What you will do: Reproduce the listing below without changes, except that pictures are left out.

Data entries:
◆ ◆ ◆ ◆ ◆ ◆ ◆
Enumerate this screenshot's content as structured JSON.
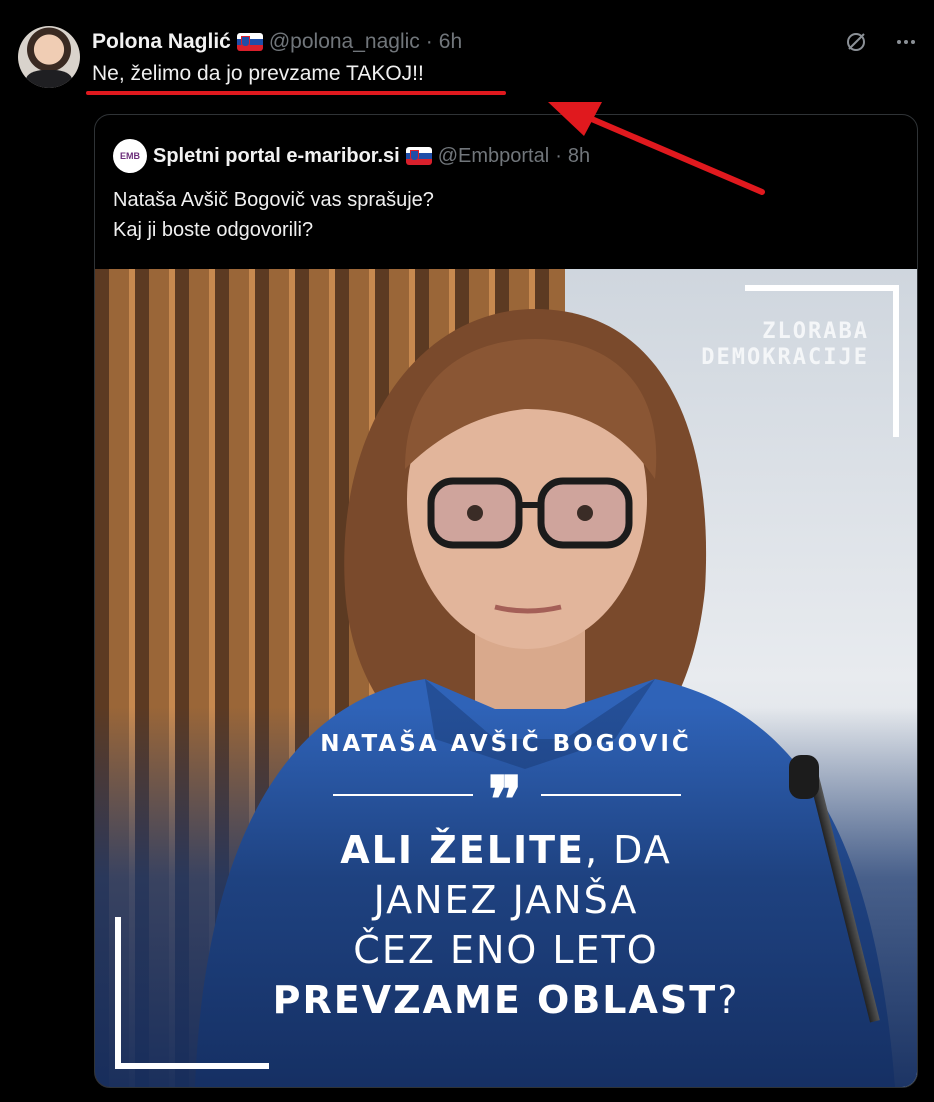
{
  "tweet": {
    "display_name": "Polona Naglić",
    "handle": "@polona_naglic",
    "separator": "·",
    "time": "6h",
    "text": "Ne, želimo da jo prevzame TAKOJ!!"
  },
  "quoted": {
    "display_name": "Spletni portal e-maribor.si",
    "handle": "@Embportal",
    "separator": "·",
    "time": "8h",
    "avatar_text": "EMB",
    "text_line1": "Nataša Avšič Bogovič vas sprašuje?",
    "text_line2": "Kaj ji boste odgovorili?",
    "image": {
      "brand_line1": "ZLORABA",
      "brand_line2": "DEMOKRACIJE",
      "subject": "NATAŠA AVŠIČ BOGOVIČ",
      "quote_mark": "❞",
      "line1_bold": "ALI ŽELITE",
      "line1_rest": ", DA",
      "line2": "JANEZ JANŠA",
      "line3": "ČEZ ENO LETO",
      "line4_bold": "PREVZAME OBLAST",
      "line4_rest": "?"
    }
  },
  "icons": {
    "grok": "grok-icon",
    "more": "more-icon"
  },
  "colors": {
    "background": "#000000",
    "text": "#e7e9ea",
    "muted": "#71767b",
    "annotation_red": "#e0191e",
    "border": "#2f3336"
  }
}
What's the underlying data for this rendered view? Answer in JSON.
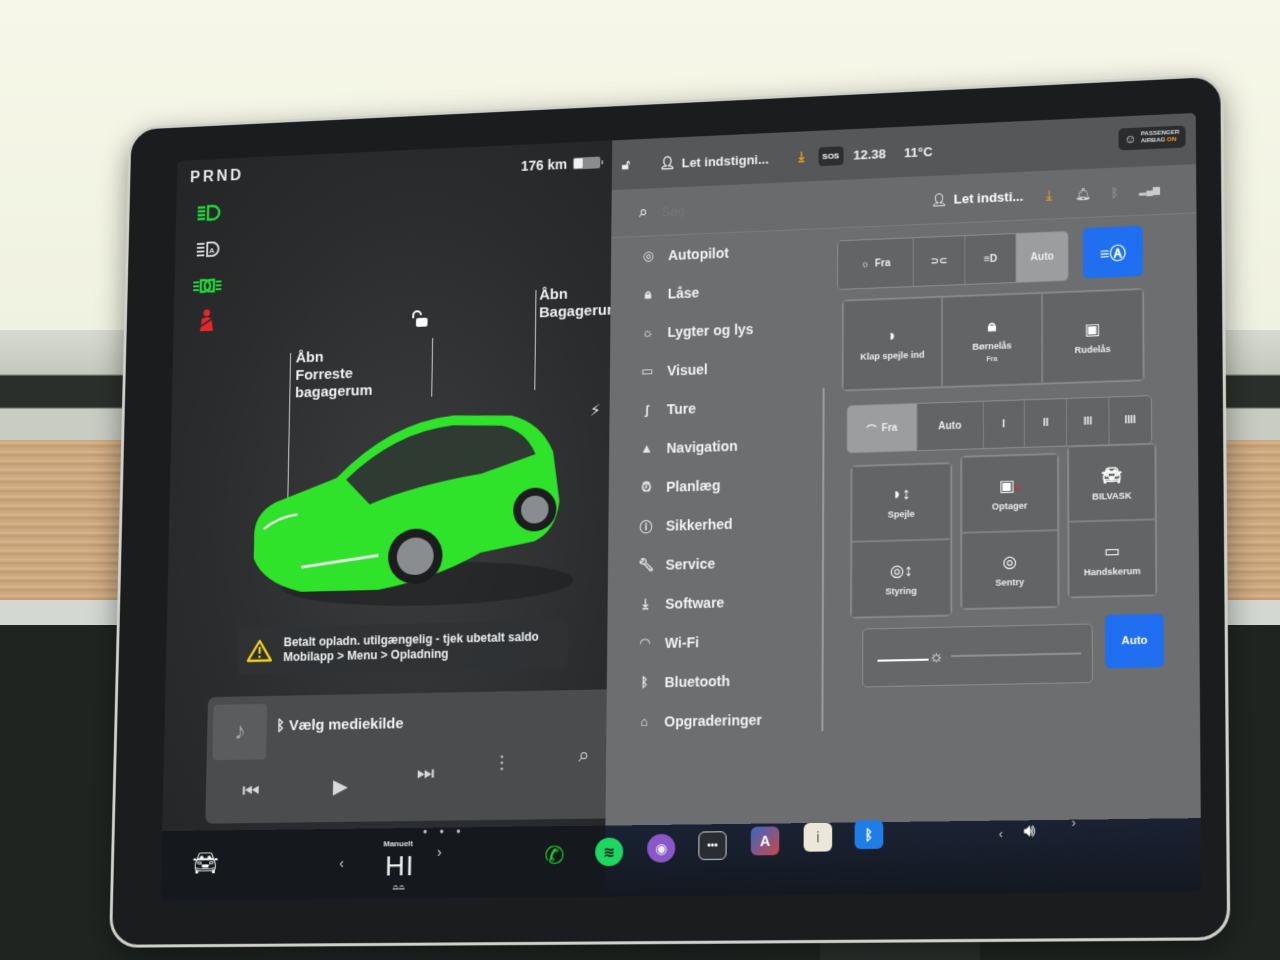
{
  "status": {
    "gear": "PRND",
    "range": "176 km",
    "profile_top": "Let indstigni...",
    "profile_header": "Let indsti...",
    "time": "12.38",
    "temperature": "11°C",
    "sos_label": "SOS",
    "airbag_line1": "PASSENGER",
    "airbag_line2": "AIRBAG",
    "airbag_state": "ON"
  },
  "telltales": [
    {
      "icon": "low-beam-icon",
      "color": "#22d93a"
    },
    {
      "icon": "auto-high-beam-icon",
      "color": "#d8d8d8"
    },
    {
      "icon": "parking-lights-icon",
      "color": "#22d93a"
    },
    {
      "icon": "seatbelt-warning-icon",
      "color": "#e8262a"
    }
  ],
  "car": {
    "frunk_label": "Åbn\nForreste\nbagagerum",
    "frunk_l1": "Åbn",
    "frunk_l2": "Forreste",
    "frunk_l3": "bagagerum",
    "trunk_l1": "Åbn",
    "trunk_l2": "Bagagerum",
    "body_color": "#2fe22a"
  },
  "alert": {
    "line1": "Betalt opladn. utilgængelig - tjek ubetalt saldo",
    "line2": "Mobilapp > Menu > Opladning"
  },
  "media": {
    "title": "Vælg mediekilde",
    "source_icon": "bluetooth-icon"
  },
  "search": {
    "placeholder": "Søg"
  },
  "menu": [
    {
      "label": "Autopilot",
      "icon": "steering-wheel-icon",
      "glyph": "◎"
    },
    {
      "label": "Låse",
      "icon": "lock-icon",
      "glyph": "🔒︎"
    },
    {
      "label": "Lygter og lys",
      "icon": "light-icon",
      "glyph": "☼"
    },
    {
      "label": "Visuel",
      "icon": "display-icon",
      "glyph": "▭"
    },
    {
      "label": "Ture",
      "icon": "trips-icon",
      "glyph": "ʃ"
    },
    {
      "label": "Navigation",
      "icon": "navigation-icon",
      "glyph": "▲"
    },
    {
      "label": "Planlæg",
      "icon": "schedule-icon",
      "glyph": "⏰︎"
    },
    {
      "label": "Sikkerhed",
      "icon": "safety-icon",
      "glyph": "ⓘ"
    },
    {
      "label": "Service",
      "icon": "wrench-icon",
      "glyph": "🔧︎"
    },
    {
      "label": "Software",
      "icon": "download-icon",
      "glyph": "⤓"
    },
    {
      "label": "Wi-Fi",
      "icon": "wifi-icon",
      "glyph": "◠"
    },
    {
      "label": "Bluetooth",
      "icon": "bluetooth-icon",
      "glyph": "ᛒ"
    },
    {
      "label": "Opgraderinger",
      "icon": "shopping-bag-icon",
      "glyph": "⌂"
    }
  ],
  "controls": {
    "lights": {
      "options": [
        "Fra",
        "",
        "",
        "Auto"
      ],
      "selected": "Auto",
      "auto_high_beam_active": true
    },
    "quick_row1": [
      {
        "label": "Klap spejle ind",
        "sub": "",
        "icon": "fold-mirror-icon",
        "glyph": "◗"
      },
      {
        "label": "Børnelås",
        "sub": "Fra",
        "icon": "child-lock-icon",
        "glyph": "🔒︎"
      },
      {
        "label": "Rudelås",
        "sub": "",
        "icon": "window-lock-icon",
        "glyph": "▣"
      }
    ],
    "wipers": {
      "options": [
        "Fra",
        "Auto",
        "I",
        "II",
        "III",
        "IIII"
      ],
      "selected": "Fra"
    },
    "quick_grid": [
      {
        "label": "Spejle",
        "icon": "mirror-adjust-icon",
        "glyph": "◗↕"
      },
      {
        "label": "Optager",
        "icon": "dashcam-icon",
        "glyph": "◉"
      },
      {
        "label": "BILVASK",
        "icon": "car-wash-icon",
        "glyph": "🚘︎"
      },
      {
        "label": "Styring",
        "icon": "steering-adjust-icon",
        "glyph": "◎↕"
      },
      {
        "label": "Sentry",
        "icon": "sentry-icon",
        "glyph": "◎"
      },
      {
        "label": "Handskerum",
        "icon": "glovebox-icon",
        "glyph": "▭"
      }
    ],
    "brightness": {
      "level_percent": 25,
      "auto_label": "Auto"
    }
  },
  "dock": {
    "climate_mode": "Manuelt",
    "climate_value": "HI",
    "apps": [
      {
        "name": "phone",
        "icon": "phone-icon",
        "color": "#1fd02c"
      },
      {
        "name": "spotify",
        "icon": "spotify-icon",
        "color": "#1ed760"
      },
      {
        "name": "camera",
        "icon": "camera-icon",
        "color": "#8a57c8"
      },
      {
        "name": "more",
        "icon": "more-icon",
        "color": "#2a2d33"
      },
      {
        "name": "toybox",
        "icon": "toybox-icon",
        "color": "#3a68c8"
      },
      {
        "name": "release-notes",
        "icon": "release-notes-icon",
        "color": "#ece7d8"
      },
      {
        "name": "bluetooth",
        "icon": "bluetooth-app-icon",
        "color": "#1f7de8"
      }
    ],
    "more_label": "•••",
    "notes_label": "i"
  }
}
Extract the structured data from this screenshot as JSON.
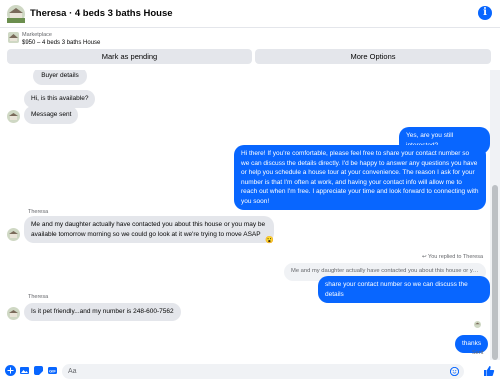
{
  "header": {
    "title": "Theresa · 4 beds 3 baths House",
    "info_icon": "info-icon"
  },
  "listing": {
    "source": "Marketplace",
    "summary": "$950 – 4 beds 3 baths House"
  },
  "actions": {
    "mark_pending": "Mark as pending",
    "more_options": "More Options"
  },
  "thread": {
    "buyer_details_label": "Buyer details",
    "msg_available": "Hi, is this available?",
    "msg_sent": "Message sent",
    "msg_still_interested": "Yes, are you still interested?",
    "msg_long": "Hi there! If you're comfortable, please feel free to share your contact number so we can discuss the details directly. I'd be happy to answer any questions you have or help you schedule a house tour at your convenience. The reason I ask for your number is that I'm often at work, and having your contact info will allow me to reach out when I'm free. I appreciate your time and look forward to connecting with you soon!",
    "sender_name_1": "Theresa",
    "msg_daughter": "Me and my daughter actually have contacted you about this house or you may be available tomorrow morning so we could go look at it we're trying to move ASAP",
    "reaction_emoji": "😮",
    "replied_to": "You replied to Theresa",
    "quoted_text": "Me and my daughter actually have contacted you about this house or you may be...",
    "msg_share_number": "share your contact number so we can discuss the details",
    "sender_name_2": "Theresa",
    "msg_pet": "Is it pet friendly...and my number is 248-600-7562",
    "msg_thanks": "thanks",
    "sent_status": "Sent"
  },
  "composer": {
    "placeholder": "Aa"
  },
  "colors": {
    "accent": "#0866ff",
    "incoming": "#e4e6eb",
    "muted": "#65676b"
  }
}
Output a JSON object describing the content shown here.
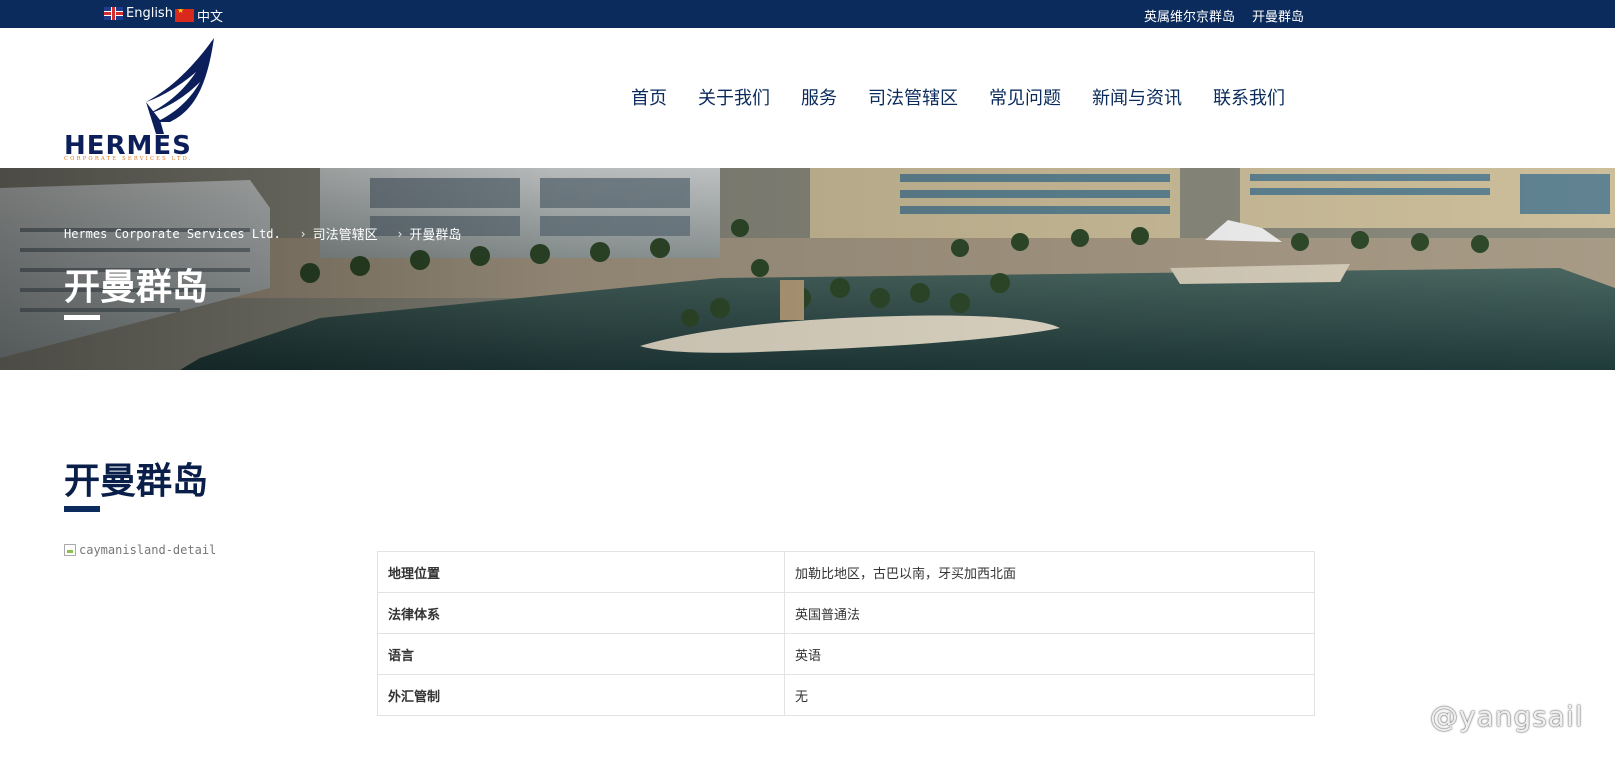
◆ ◆ ◆ ◆ ◆ ◆ ◆
Exercise output:
Enumerate this screenshot's content as structured JSON.
{
  "tweet": {
    "display_name": "Polona Naglić",
    "handle": "@polona_naglic",
    "separator": "·",
    "time": "6h",
    "text": "Ne, želimo da jo prevzame TAKOJ!!"
  },
  "quoted": {
    "display_name": "Spletni portal e-maribor.si",
    "handle": "@Embportal",
    "separator": "·",
    "time": "8h",
    "avatar_text": "EMB",
    "text_line1": "Nataša Avšič Bogovič vas sprašuje?",
    "text_line2": "Kaj ji boste odgovorili?",
    "image": {
      "brand_line1": "ZLORABA",
      "brand_line2": "DEMOKRACIJE",
      "subject": "NATAŠA AVŠIČ BOGOVIČ",
      "quote_mark": "❞",
      "line1_bold": "ALI ŽELITE",
      "line1_rest": ", DA",
      "line2": "JANEZ JANŠA",
      "line3": "ČEZ ENO LETO",
      "line4_bold": "PREVZAME OBLAST",
      "line4_rest": "?"
    }
  },
  "icons": {
    "grok": "grok-icon",
    "more": "more-icon"
  },
  "colors": {
    "background": "#000000",
    "text": "#e7e9ea",
    "muted": "#71767b",
    "annotation_red": "#e0191e",
    "border": "#2f3336"
  }
}
What's the underlying data for this rendered view? Answer in JSON.
{
  "status": {
    "gear": "PRND",
    "range": "176 km",
    "profile_top": "Let indstigni...",
    "profile_header": "Let indsti...",
    "time": "12.38",
    "temperature": "11°C",
    "sos_label": "SOS",
    "airbag_line1": "PASSENGER",
    "airbag_line2": "AIRBAG",
    "airbag_state": "ON"
  },
  "telltales": [
    {
      "icon": "low-beam-icon",
      "color": "#22d93a"
    },
    {
      "icon": "auto-high-beam-icon",
      "color": "#d8d8d8"
    },
    {
      "icon": "parking-lights-icon",
      "color": "#22d93a"
    },
    {
      "icon": "seatbelt-warning-icon",
      "color": "#e8262a"
    }
  ],
  "car": {
    "frunk_label": "Åbn\nForreste\nbagagerum",
    "frunk_l1": "Åbn",
    "frunk_l2": "Forreste",
    "frunk_l3": "bagagerum",
    "trunk_l1": "Åbn",
    "trunk_l2": "Bagagerum",
    "body_color": "#2fe22a"
  },
  "alert": {
    "line1": "Betalt opladn. utilgængelig - tjek ubetalt saldo",
    "line2": "Mobilapp > Menu > Opladning"
  },
  "media": {
    "title": "Vælg mediekilde",
    "source_icon": "bluetooth-icon"
  },
  "search": {
    "placeholder": "Søg"
  },
  "menu": [
    {
      "label": "Autopilot",
      "icon": "steering-wheel-icon",
      "glyph": "◎"
    },
    {
      "label": "Låse",
      "icon": "lock-icon",
      "glyph": "🔒︎"
    },
    {
      "label": "Lygter og lys",
      "icon": "light-icon",
      "glyph": "☼"
    },
    {
      "label": "Visuel",
      "icon": "display-icon",
      "glyph": "▭"
    },
    {
      "label": "Ture",
      "icon": "trips-icon",
      "glyph": "ʃ"
    },
    {
      "label": "Navigation",
      "icon": "navigation-icon",
      "glyph": "▲"
    },
    {
      "label": "Planlæg",
      "icon": "schedule-icon",
      "glyph": "⏰︎"
    },
    {
      "label": "Sikkerhed",
      "icon": "safety-icon",
      "glyph": "ⓘ"
    },
    {
      "label": "Service",
      "icon": "wrench-icon",
      "glyph": "🔧︎"
    },
    {
      "label": "Software",
      "icon": "download-icon",
      "glyph": "⤓"
    },
    {
      "label": "Wi-Fi",
      "icon": "wifi-icon",
      "glyph": "◠"
    },
    {
      "label": "Bluetooth",
      "icon": "bluetooth-icon",
      "glyph": "ᛒ"
    },
    {
      "label": "Opgraderinger",
      "icon": "shopping-bag-icon",
      "glyph": "⌂"
    }
  ],
  "controls": {
    "lights": {
      "options": [
        "Fra",
        "",
        "",
        "Auto"
      ],
      "selected": "Auto",
      "auto_high_beam_active": true
    },
    "quick_row1": [
      {
        "label": "Klap spejle ind",
        "sub": "",
        "icon": "fold-mirror-icon",
        "glyph": "◗"
      },
      {
        "label": "Børnelås",
        "sub": "Fra",
        "icon": "child-lock-icon",
        "glyph": "🔒︎"
      },
      {
        "label": "Rudelås",
        "sub": "",
        "icon": "window-lock-icon",
        "glyph": "▣"
      }
    ],
    "wipers": {
      "options": [
        "Fra",
        "Auto",
        "I",
        "II",
        "III",
        "IIII"
      ],
      "selected": "Fra"
    },
    "quick_grid": [
      {
        "label": "Spejle",
        "icon": "mirror-adjust-icon",
        "glyph": "◗↕"
      },
      {
        "label": "Optager",
        "icon": "dashcam-icon",
        "glyph": "◉"
      },
      {
        "label": "BILVASK",
        "icon": "car-wash-icon",
        "glyph": "🚘︎"
      },
      {
        "label": "Styring",
        "icon": "steering-adjust-icon",
        "glyph": "◎↕"
      },
      {
        "label": "Sentry",
        "icon": "sentry-icon",
        "glyph": "◎"
      },
      {
        "label": "Handskerum",
        "icon": "glovebox-icon",
        "glyph": "▭"
      }
    ],
    "brightness": {
      "level_percent": 25,
      "auto_label": "Auto"
    }
  },
  "dock": {
    "climate_mode": "Manuelt",
    "climate_value": "HI",
    "apps": [
      {
        "name": "phone",
        "icon": "phone-icon",
        "color": "#1fd02c"
      },
      {
        "name": "spotify",
        "icon": "spotify-icon",
        "color": "#1ed760"
      },
      {
        "name": "camera",
        "icon": "camera-icon",
        "color": "#8a57c8"
      },
      {
        "name": "more",
        "icon": "more-icon",
        "color": "#2a2d33"
      },
      {
        "name": "toybox",
        "icon": "toybox-icon",
        "color": "#3a68c8"
      },
      {
        "name": "release-notes",
        "icon": "release-notes-icon",
        "color": "#ece7d8"
      },
      {
        "name": "bluetooth",
        "icon": "bluetooth-app-icon",
        "color": "#1f7de8"
      }
    ],
    "more_label": "•••",
    "notes_label": "i"
  }
}
Extract the structured data from this screenshot as JSON.
{
  "header": {
    "title": "Theresa · 4 beds 3 baths House",
    "info_icon": "info-icon"
  },
  "listing": {
    "source": "Marketplace",
    "summary": "$950 – 4 beds 3 baths House"
  },
  "actions": {
    "mark_pending": "Mark as pending",
    "more_options": "More Options"
  },
  "thread": {
    "buyer_details_label": "Buyer details",
    "msg_available": "Hi, is this available?",
    "msg_sent": "Message sent",
    "msg_still_interested": "Yes, are you still interested?",
    "msg_long": "Hi there! If you're comfortable, please feel free to share your contact number so we can discuss the details directly. I'd be happy to answer any questions you have or help you schedule a house tour at your convenience. The reason I ask for your number is that I'm often at work, and having your contact info will allow me to reach out when I'm free. I appreciate your time and look forward to connecting with you soon!",
    "sender_name_1": "Theresa",
    "msg_daughter": "Me and my daughter actually have contacted you about this house or you may be available tomorrow morning so we could go look at it we're trying to move ASAP",
    "reaction_emoji": "😮",
    "replied_to": "You replied to Theresa",
    "quoted_text": "Me and my daughter actually have contacted you about this house or you may be...",
    "msg_share_number": "share your contact number so we can discuss the details",
    "sender_name_2": "Theresa",
    "msg_pet": "Is it pet friendly...and my number is 248-600-7562",
    "msg_thanks": "thanks",
    "sent_status": "Sent"
  },
  "composer": {
    "placeholder": "Aa"
  },
  "colors": {
    "accent": "#0866ff",
    "incoming": "#e4e6eb",
    "muted": "#65676b"
  }
}
Output a JSON object describing the content shown here.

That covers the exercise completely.